***** RECORDS TO PROCESS

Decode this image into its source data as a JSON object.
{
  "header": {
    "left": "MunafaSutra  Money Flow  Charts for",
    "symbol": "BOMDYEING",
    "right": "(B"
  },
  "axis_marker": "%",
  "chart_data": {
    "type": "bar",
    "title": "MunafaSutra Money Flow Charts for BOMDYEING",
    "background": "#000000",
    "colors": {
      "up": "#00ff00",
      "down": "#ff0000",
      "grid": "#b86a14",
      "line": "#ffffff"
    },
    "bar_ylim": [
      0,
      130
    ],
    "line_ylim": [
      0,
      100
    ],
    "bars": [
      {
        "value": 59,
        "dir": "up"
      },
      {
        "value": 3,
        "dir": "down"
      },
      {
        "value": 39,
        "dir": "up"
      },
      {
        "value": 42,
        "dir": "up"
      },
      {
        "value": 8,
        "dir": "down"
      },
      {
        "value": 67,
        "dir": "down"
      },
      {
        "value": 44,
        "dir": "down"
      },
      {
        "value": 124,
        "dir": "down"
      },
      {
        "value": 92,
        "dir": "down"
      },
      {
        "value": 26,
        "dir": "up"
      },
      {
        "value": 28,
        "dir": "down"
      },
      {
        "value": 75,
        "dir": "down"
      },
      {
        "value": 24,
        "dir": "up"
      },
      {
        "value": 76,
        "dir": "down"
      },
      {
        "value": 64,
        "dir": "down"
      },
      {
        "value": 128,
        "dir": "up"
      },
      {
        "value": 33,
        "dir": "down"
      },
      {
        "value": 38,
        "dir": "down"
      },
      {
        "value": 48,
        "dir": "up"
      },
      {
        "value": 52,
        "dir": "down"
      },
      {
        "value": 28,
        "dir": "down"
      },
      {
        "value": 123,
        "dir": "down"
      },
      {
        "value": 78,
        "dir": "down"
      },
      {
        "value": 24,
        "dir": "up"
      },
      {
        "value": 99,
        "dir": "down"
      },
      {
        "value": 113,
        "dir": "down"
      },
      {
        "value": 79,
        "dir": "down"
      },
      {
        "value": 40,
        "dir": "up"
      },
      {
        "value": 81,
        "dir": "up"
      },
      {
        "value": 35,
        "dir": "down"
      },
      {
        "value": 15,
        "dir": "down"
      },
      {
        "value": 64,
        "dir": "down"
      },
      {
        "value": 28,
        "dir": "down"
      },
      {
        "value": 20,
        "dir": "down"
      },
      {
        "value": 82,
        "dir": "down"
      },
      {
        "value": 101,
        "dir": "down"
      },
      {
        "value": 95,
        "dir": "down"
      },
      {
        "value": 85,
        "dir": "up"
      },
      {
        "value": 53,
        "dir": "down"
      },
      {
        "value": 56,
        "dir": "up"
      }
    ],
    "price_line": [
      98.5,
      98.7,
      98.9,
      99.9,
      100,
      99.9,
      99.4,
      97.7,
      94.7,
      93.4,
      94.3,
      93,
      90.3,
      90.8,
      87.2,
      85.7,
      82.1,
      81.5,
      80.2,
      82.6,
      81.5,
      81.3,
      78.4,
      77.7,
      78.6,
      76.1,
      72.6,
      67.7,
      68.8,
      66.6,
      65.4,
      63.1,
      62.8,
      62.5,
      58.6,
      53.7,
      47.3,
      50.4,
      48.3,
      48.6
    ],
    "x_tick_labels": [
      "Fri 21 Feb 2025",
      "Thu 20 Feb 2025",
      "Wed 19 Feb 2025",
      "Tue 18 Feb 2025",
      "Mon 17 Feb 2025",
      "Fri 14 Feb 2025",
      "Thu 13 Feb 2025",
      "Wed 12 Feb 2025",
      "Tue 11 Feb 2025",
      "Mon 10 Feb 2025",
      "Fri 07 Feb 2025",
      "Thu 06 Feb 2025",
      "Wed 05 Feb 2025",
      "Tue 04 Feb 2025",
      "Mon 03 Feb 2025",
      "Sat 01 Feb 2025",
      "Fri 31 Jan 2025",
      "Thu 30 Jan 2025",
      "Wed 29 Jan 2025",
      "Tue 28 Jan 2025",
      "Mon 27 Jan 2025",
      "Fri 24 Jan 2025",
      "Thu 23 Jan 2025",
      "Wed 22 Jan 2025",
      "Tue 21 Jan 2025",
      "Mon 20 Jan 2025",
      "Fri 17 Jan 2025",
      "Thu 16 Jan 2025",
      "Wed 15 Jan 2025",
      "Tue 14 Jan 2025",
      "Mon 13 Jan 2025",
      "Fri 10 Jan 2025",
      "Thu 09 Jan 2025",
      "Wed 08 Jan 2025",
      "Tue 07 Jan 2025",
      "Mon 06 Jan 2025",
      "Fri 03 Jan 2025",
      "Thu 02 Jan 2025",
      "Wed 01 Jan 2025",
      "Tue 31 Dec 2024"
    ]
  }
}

**********

### DO THIS
Write out the full set of records exactly as given.

### TASK SOLUTION
Decode this image into its source data as a JSON object.
{
  "header": {
    "left": "MunafaSutra  Money Flow  Charts for",
    "symbol": "BOMDYEING",
    "right": "(B"
  },
  "axis_marker": "%",
  "chart_data": {
    "type": "bar",
    "title": "MunafaSutra Money Flow Charts for BOMDYEING",
    "background": "#000000",
    "colors": {
      "up": "#00ff00",
      "down": "#ff0000",
      "grid": "#b86a14",
      "line": "#ffffff"
    },
    "bar_ylim": [
      0,
      130
    ],
    "line_ylim": [
      0,
      100
    ],
    "bars": [
      {
        "value": 59,
        "dir": "up"
      },
      {
        "value": 3,
        "dir": "down"
      },
      {
        "value": 39,
        "dir": "up"
      },
      {
        "value": 42,
        "dir": "up"
      },
      {
        "value": 8,
        "dir": "down"
      },
      {
        "value": 67,
        "dir": "down"
      },
      {
        "value": 44,
        "dir": "down"
      },
      {
        "value": 124,
        "dir": "down"
      },
      {
        "value": 92,
        "dir": "down"
      },
      {
        "value": 26,
        "dir": "up"
      },
      {
        "value": 28,
        "dir": "down"
      },
      {
        "value": 75,
        "dir": "down"
      },
      {
        "value": 24,
        "dir": "up"
      },
      {
        "value": 76,
        "dir": "down"
      },
      {
        "value": 64,
        "dir": "down"
      },
      {
        "value": 128,
        "dir": "up"
      },
      {
        "value": 33,
        "dir": "down"
      },
      {
        "value": 38,
        "dir": "down"
      },
      {
        "value": 48,
        "dir": "up"
      },
      {
        "value": 52,
        "dir": "down"
      },
      {
        "value": 28,
        "dir": "down"
      },
      {
        "value": 123,
        "dir": "down"
      },
      {
        "value": 78,
        "dir": "down"
      },
      {
        "value": 24,
        "dir": "up"
      },
      {
        "value": 99,
        "dir": "down"
      },
      {
        "value": 113,
        "dir": "down"
      },
      {
        "value": 79,
        "dir": "down"
      },
      {
        "value": 40,
        "dir": "up"
      },
      {
        "value": 81,
        "dir": "up"
      },
      {
        "value": 35,
        "dir": "down"
      },
      {
        "value": 15,
        "dir": "down"
      },
      {
        "value": 64,
        "dir": "down"
      },
      {
        "value": 28,
        "dir": "down"
      },
      {
        "value": 20,
        "dir": "down"
      },
      {
        "value": 82,
        "dir": "down"
      },
      {
        "value": 101,
        "dir": "down"
      },
      {
        "value": 95,
        "dir": "down"
      },
      {
        "value": 85,
        "dir": "up"
      },
      {
        "value": 53,
        "dir": "down"
      },
      {
        "value": 56,
        "dir": "up"
      }
    ],
    "price_line": [
      98.5,
      98.7,
      98.9,
      99.9,
      100,
      99.9,
      99.4,
      97.7,
      94.7,
      93.4,
      94.3,
      93,
      90.3,
      90.8,
      87.2,
      85.7,
      82.1,
      81.5,
      80.2,
      82.6,
      81.5,
      81.3,
      78.4,
      77.7,
      78.6,
      76.1,
      72.6,
      67.7,
      68.8,
      66.6,
      65.4,
      63.1,
      62.8,
      62.5,
      58.6,
      53.7,
      47.3,
      50.4,
      48.3,
      48.6
    ],
    "x_tick_labels": [
      "Fri 21 Feb 2025",
      "Thu 20 Feb 2025",
      "Wed 19 Feb 2025",
      "Tue 18 Feb 2025",
      "Mon 17 Feb 2025",
      "Fri 14 Feb 2025",
      "Thu 13 Feb 2025",
      "Wed 12 Feb 2025",
      "Tue 11 Feb 2025",
      "Mon 10 Feb 2025",
      "Fri 07 Feb 2025",
      "Thu 06 Feb 2025",
      "Wed 05 Feb 2025",
      "Tue 04 Feb 2025",
      "Mon 03 Feb 2025",
      "Sat 01 Feb 2025",
      "Fri 31 Jan 2025",
      "Thu 30 Jan 2025",
      "Wed 29 Jan 2025",
      "Tue 28 Jan 2025",
      "Mon 27 Jan 2025",
      "Fri 24 Jan 2025",
      "Thu 23 Jan 2025",
      "Wed 22 Jan 2025",
      "Tue 21 Jan 2025",
      "Mon 20 Jan 2025",
      "Fri 17 Jan 2025",
      "Thu 16 Jan 2025",
      "Wed 15 Jan 2025",
      "Tue 14 Jan 2025",
      "Mon 13 Jan 2025",
      "Fri 10 Jan 2025",
      "Thu 09 Jan 2025",
      "Wed 08 Jan 2025",
      "Tue 07 Jan 2025",
      "Mon 06 Jan 2025",
      "Fri 03 Jan 2025",
      "Thu 02 Jan 2025",
      "Wed 01 Jan 2025",
      "Tue 31 Dec 2024"
    ]
  }
}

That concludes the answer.